____ PROVIDED INFORMATION

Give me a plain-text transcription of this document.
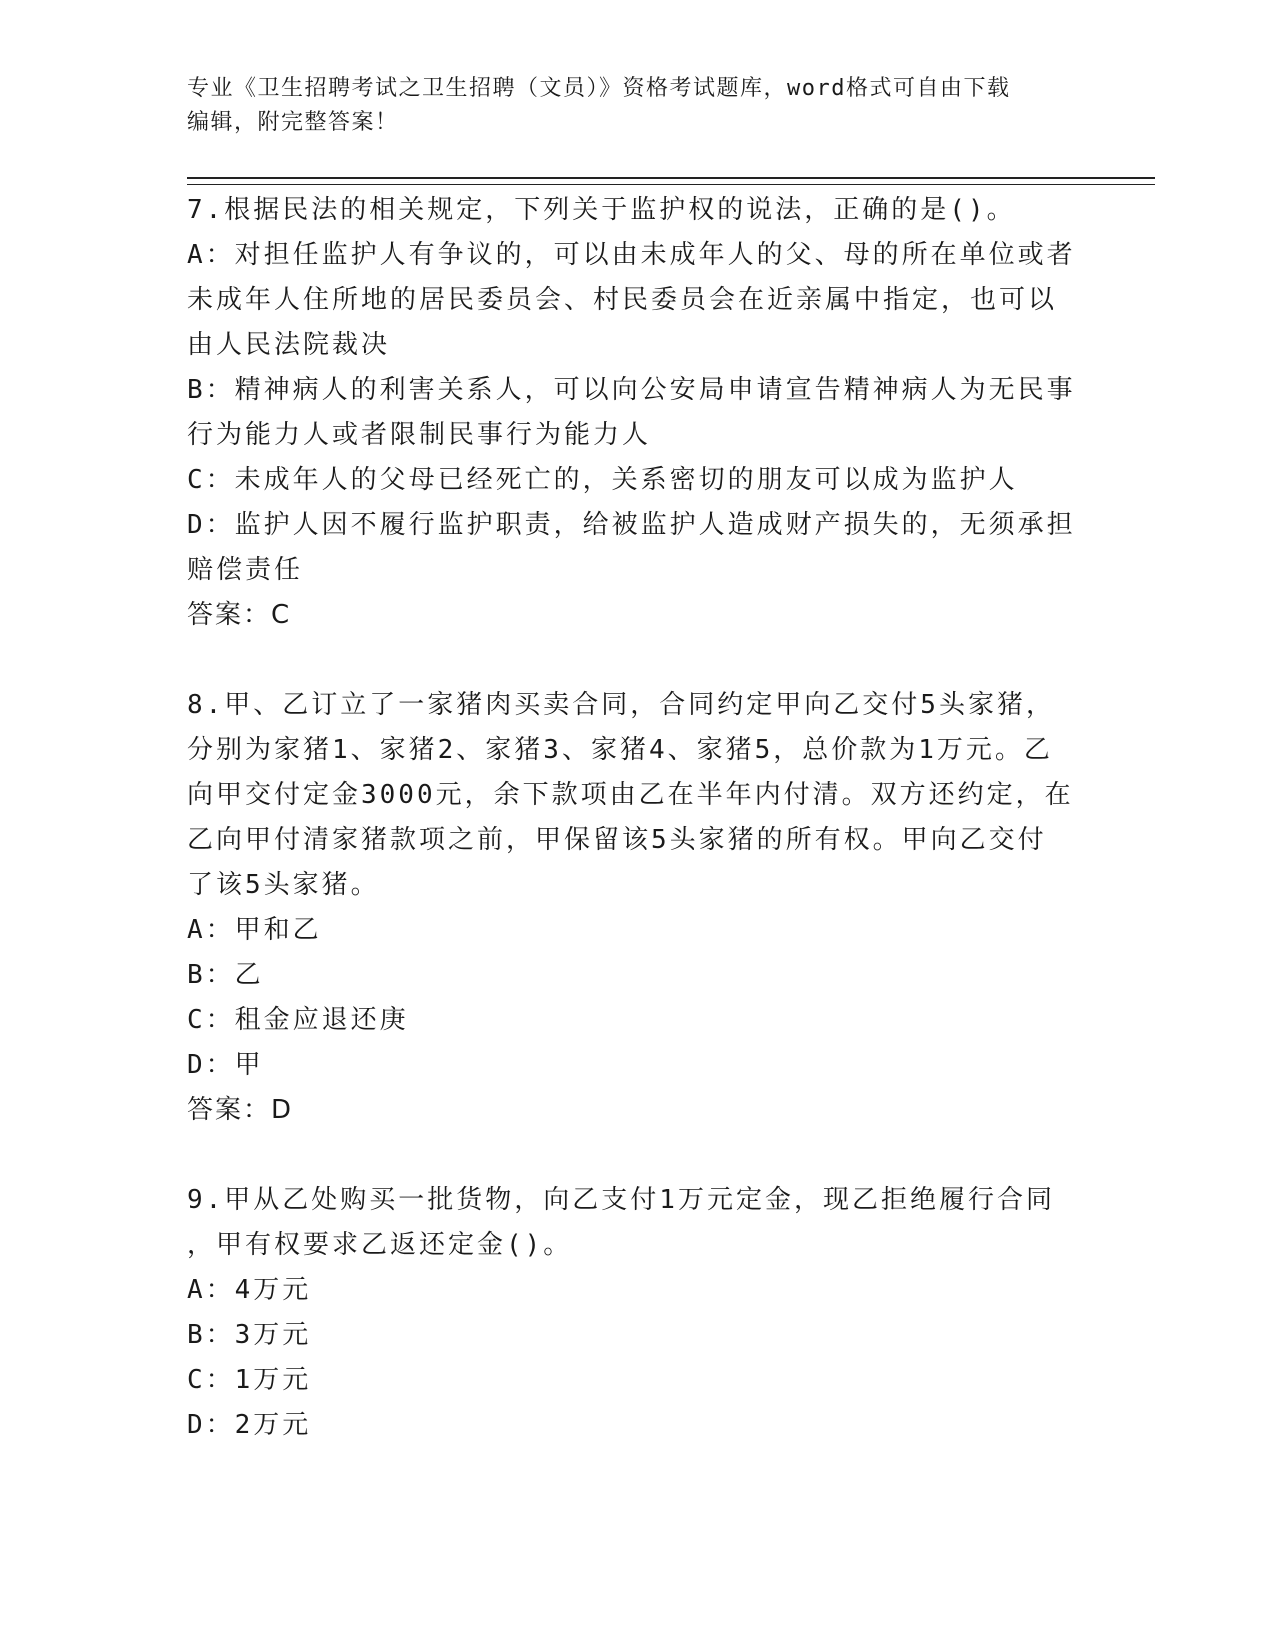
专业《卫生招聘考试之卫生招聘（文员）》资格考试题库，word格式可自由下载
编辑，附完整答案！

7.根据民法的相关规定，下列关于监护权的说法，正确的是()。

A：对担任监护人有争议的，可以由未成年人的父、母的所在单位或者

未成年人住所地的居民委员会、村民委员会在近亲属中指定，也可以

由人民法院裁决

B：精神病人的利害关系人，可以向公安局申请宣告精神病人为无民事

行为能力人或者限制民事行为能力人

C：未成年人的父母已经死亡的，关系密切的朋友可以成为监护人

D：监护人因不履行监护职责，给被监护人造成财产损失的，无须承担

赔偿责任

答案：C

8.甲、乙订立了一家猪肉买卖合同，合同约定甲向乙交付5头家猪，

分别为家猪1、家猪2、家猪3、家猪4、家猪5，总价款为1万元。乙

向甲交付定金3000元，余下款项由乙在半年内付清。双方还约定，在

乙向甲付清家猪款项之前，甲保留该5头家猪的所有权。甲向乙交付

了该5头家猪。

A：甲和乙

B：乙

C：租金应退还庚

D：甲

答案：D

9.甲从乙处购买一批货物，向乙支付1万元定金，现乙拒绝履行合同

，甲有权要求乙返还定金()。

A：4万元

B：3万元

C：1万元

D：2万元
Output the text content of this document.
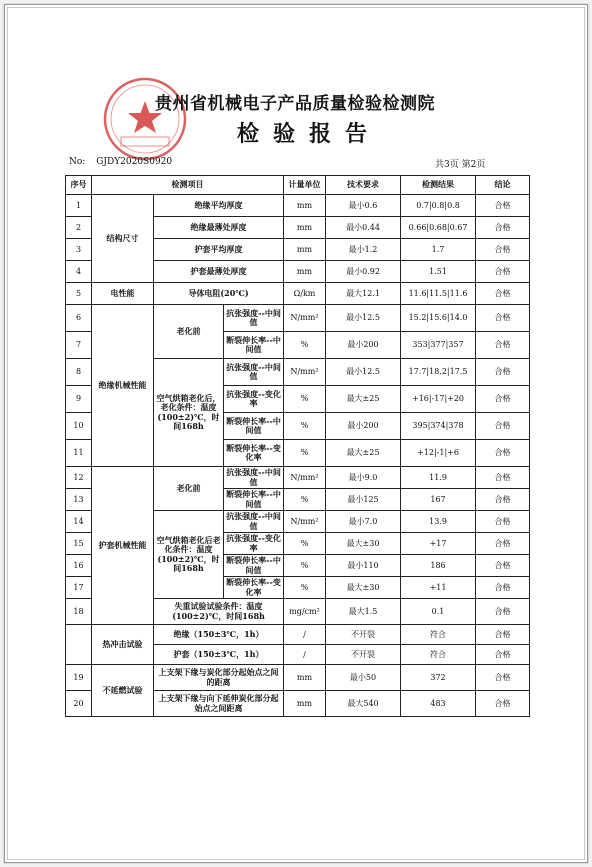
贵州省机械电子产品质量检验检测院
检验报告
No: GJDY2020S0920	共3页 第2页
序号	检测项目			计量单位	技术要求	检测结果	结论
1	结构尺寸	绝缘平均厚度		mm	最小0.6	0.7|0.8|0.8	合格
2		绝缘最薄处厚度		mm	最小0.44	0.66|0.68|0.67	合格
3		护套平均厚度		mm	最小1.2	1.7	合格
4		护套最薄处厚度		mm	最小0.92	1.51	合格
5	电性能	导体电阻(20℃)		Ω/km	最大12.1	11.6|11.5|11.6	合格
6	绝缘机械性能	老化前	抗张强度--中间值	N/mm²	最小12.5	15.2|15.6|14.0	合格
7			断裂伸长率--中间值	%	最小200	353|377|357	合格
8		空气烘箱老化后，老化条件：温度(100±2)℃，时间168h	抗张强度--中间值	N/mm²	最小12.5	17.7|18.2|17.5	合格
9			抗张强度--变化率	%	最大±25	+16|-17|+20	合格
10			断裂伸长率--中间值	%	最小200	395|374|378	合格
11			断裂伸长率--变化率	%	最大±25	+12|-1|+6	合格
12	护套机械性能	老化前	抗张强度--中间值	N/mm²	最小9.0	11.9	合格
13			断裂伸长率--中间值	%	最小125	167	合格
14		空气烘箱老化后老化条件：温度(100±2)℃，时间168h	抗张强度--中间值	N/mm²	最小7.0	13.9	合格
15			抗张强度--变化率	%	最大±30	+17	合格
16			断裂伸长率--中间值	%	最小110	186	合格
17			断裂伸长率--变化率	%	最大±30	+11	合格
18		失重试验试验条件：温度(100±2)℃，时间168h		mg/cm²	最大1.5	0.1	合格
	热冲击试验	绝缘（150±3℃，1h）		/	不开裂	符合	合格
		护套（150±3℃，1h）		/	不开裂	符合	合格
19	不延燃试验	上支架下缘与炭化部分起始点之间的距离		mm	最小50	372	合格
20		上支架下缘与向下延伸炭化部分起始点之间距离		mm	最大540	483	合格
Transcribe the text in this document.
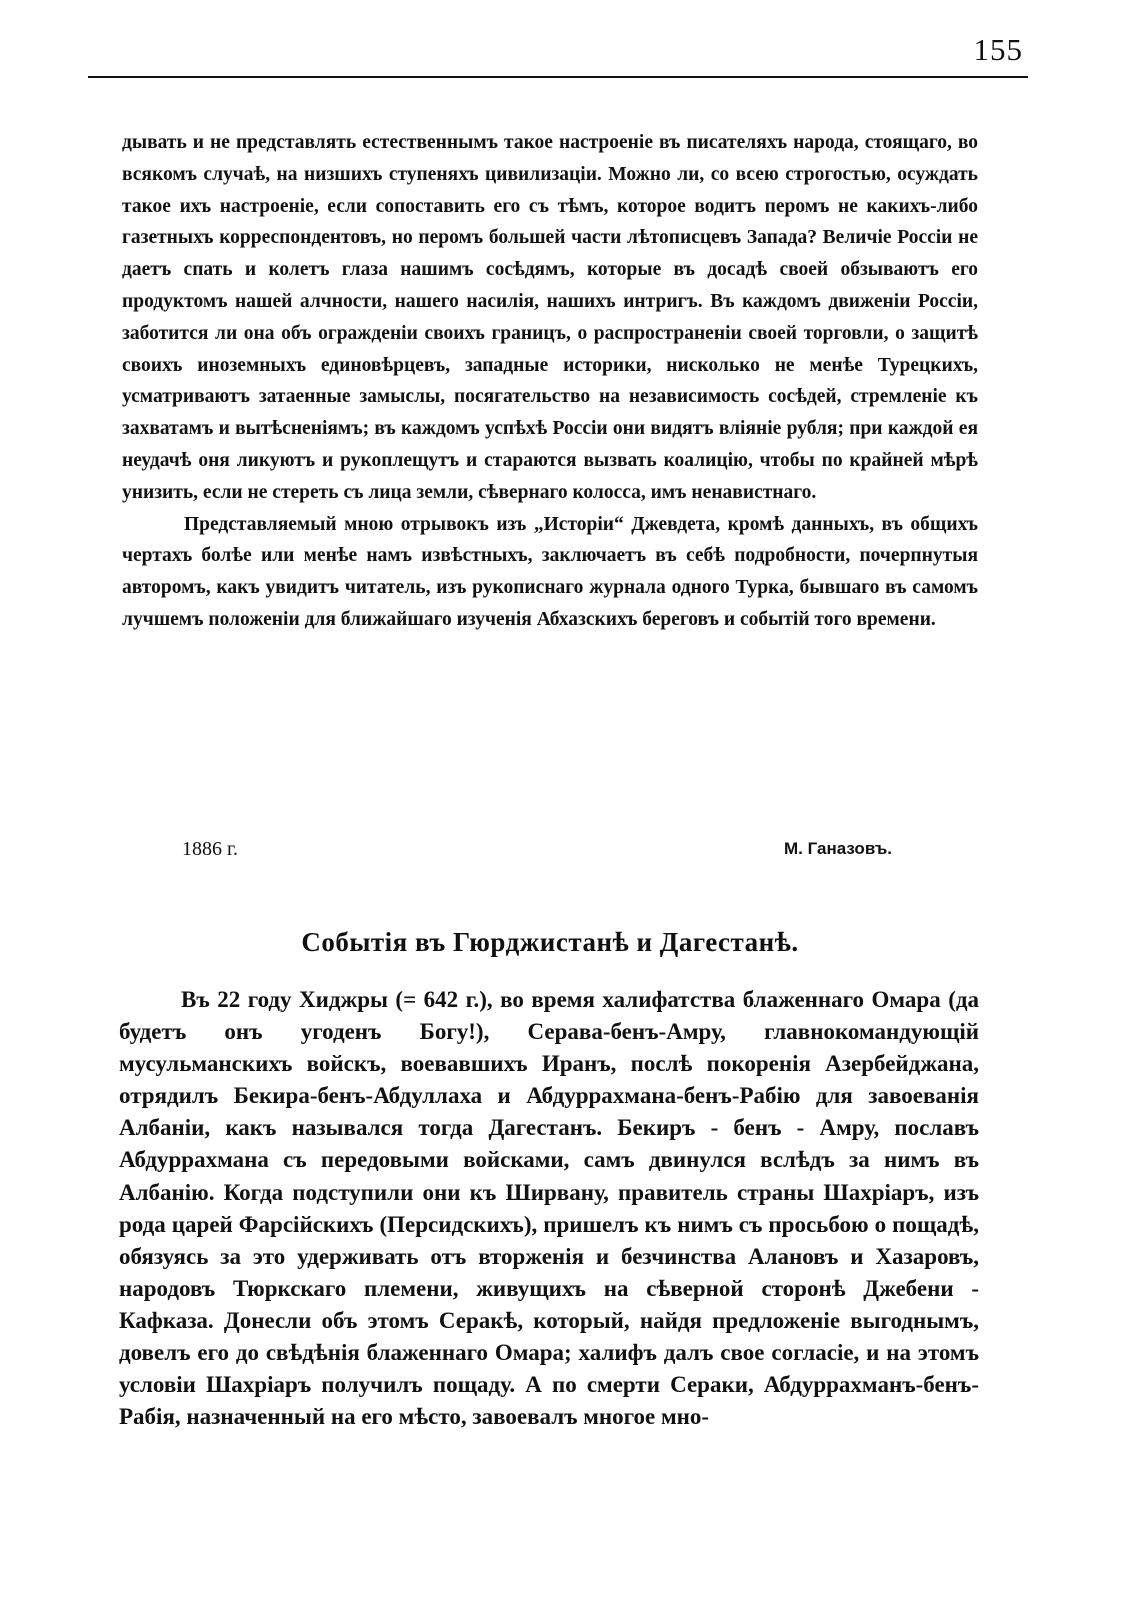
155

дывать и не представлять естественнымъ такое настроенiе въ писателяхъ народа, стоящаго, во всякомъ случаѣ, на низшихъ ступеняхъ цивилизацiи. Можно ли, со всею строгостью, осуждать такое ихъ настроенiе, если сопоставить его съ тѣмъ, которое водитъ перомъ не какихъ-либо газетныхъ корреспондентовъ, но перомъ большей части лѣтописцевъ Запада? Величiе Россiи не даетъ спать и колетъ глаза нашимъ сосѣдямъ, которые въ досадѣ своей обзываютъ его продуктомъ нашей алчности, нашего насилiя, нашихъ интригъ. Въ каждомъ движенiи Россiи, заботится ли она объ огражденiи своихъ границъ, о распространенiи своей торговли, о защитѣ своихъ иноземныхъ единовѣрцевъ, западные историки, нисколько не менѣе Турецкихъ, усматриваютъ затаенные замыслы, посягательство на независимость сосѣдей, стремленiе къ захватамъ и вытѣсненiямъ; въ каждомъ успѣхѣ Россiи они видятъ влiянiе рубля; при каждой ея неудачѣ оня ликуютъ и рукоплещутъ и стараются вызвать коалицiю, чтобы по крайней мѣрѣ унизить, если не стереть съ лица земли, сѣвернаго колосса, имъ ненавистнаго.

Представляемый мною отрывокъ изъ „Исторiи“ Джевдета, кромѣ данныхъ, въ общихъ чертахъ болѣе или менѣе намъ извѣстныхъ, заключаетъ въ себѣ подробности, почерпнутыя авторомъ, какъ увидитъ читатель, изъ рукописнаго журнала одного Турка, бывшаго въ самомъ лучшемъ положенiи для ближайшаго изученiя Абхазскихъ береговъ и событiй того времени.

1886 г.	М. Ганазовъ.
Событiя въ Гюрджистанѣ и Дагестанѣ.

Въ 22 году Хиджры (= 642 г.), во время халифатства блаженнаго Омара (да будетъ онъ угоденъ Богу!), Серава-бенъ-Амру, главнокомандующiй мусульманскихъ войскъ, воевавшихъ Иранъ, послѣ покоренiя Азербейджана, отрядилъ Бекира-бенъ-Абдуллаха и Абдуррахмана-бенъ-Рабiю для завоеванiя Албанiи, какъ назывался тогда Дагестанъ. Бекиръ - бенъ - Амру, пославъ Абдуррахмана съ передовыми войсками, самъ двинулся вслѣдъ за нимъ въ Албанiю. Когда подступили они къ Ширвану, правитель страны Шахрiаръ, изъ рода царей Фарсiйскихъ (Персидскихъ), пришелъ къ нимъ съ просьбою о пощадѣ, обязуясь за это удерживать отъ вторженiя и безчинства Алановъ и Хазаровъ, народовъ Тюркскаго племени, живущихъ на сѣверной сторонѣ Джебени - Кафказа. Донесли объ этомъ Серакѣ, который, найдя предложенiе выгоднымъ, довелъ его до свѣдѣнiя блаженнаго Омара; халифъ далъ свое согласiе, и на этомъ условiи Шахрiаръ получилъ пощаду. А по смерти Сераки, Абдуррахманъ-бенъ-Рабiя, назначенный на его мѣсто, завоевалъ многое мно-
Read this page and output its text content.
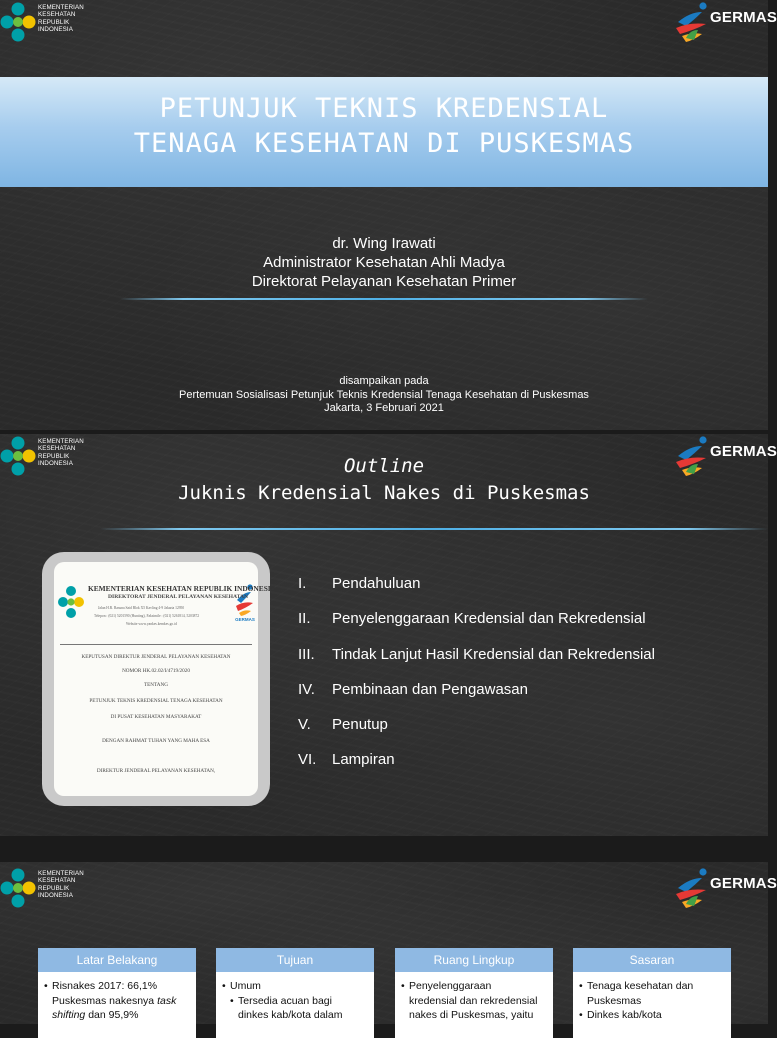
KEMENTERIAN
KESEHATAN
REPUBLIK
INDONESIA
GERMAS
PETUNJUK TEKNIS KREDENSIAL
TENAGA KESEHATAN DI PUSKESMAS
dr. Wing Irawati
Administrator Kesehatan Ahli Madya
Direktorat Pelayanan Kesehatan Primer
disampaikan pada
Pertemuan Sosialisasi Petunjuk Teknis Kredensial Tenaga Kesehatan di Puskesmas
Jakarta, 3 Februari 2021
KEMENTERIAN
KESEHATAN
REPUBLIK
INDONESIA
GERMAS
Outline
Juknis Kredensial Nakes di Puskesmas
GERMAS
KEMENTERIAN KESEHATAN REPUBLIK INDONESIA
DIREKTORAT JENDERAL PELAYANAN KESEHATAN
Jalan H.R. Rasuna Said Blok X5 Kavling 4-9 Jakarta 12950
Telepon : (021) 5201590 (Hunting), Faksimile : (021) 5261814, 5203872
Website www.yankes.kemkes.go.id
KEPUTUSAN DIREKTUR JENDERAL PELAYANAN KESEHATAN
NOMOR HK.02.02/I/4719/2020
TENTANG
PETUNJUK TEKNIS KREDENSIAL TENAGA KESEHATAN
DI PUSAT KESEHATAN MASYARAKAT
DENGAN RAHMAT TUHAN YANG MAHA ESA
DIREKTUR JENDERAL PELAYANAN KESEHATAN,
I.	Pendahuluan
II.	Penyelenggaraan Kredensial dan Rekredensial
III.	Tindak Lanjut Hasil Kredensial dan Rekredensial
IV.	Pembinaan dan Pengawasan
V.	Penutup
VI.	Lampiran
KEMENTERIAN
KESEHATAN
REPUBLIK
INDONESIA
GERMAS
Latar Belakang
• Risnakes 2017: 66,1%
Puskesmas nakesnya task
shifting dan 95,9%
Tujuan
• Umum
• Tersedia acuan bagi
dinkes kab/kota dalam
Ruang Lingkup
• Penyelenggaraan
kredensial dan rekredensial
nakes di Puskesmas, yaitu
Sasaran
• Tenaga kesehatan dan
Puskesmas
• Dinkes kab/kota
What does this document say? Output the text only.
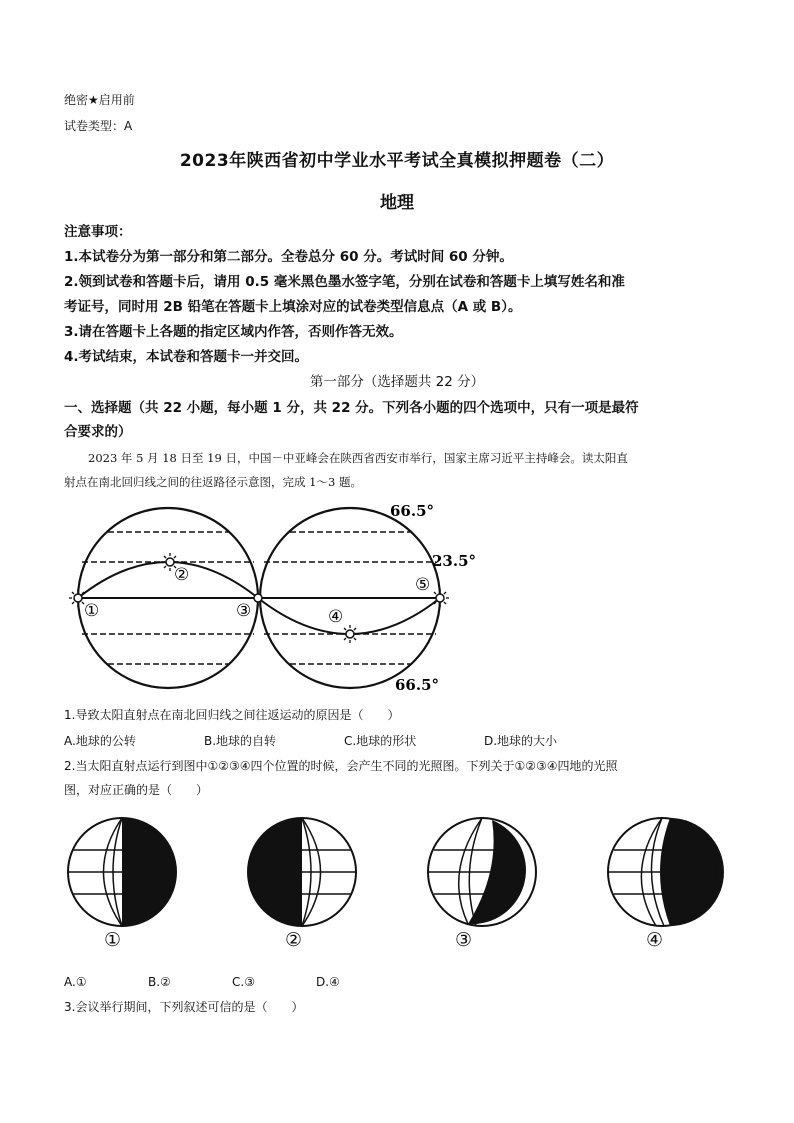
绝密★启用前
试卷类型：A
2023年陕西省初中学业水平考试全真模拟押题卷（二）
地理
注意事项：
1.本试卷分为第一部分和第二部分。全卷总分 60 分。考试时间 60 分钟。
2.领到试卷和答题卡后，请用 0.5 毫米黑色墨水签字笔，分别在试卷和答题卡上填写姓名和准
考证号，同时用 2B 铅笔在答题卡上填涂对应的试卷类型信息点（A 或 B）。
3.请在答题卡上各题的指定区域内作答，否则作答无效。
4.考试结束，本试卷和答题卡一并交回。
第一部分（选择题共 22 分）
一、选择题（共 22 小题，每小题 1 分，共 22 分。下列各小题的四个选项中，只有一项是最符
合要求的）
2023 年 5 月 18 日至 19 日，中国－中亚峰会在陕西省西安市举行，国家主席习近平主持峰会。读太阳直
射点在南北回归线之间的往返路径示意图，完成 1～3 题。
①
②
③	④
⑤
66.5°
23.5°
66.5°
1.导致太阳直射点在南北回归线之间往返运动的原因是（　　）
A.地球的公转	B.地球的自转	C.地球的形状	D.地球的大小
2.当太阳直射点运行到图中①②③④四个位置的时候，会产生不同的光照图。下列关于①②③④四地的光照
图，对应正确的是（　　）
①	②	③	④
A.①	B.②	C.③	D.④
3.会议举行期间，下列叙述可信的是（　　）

________

### WRITTEN TASK
The lines to collect are those holding the string "text"; copy them all.

### RESPONSE FOR THIS EXERCISE
Give me a plain-text transcription of this document.
Output the text content of this document.
Transcribe the text in this document.
Read this page and output its text content.
What does this document say? Output the text only.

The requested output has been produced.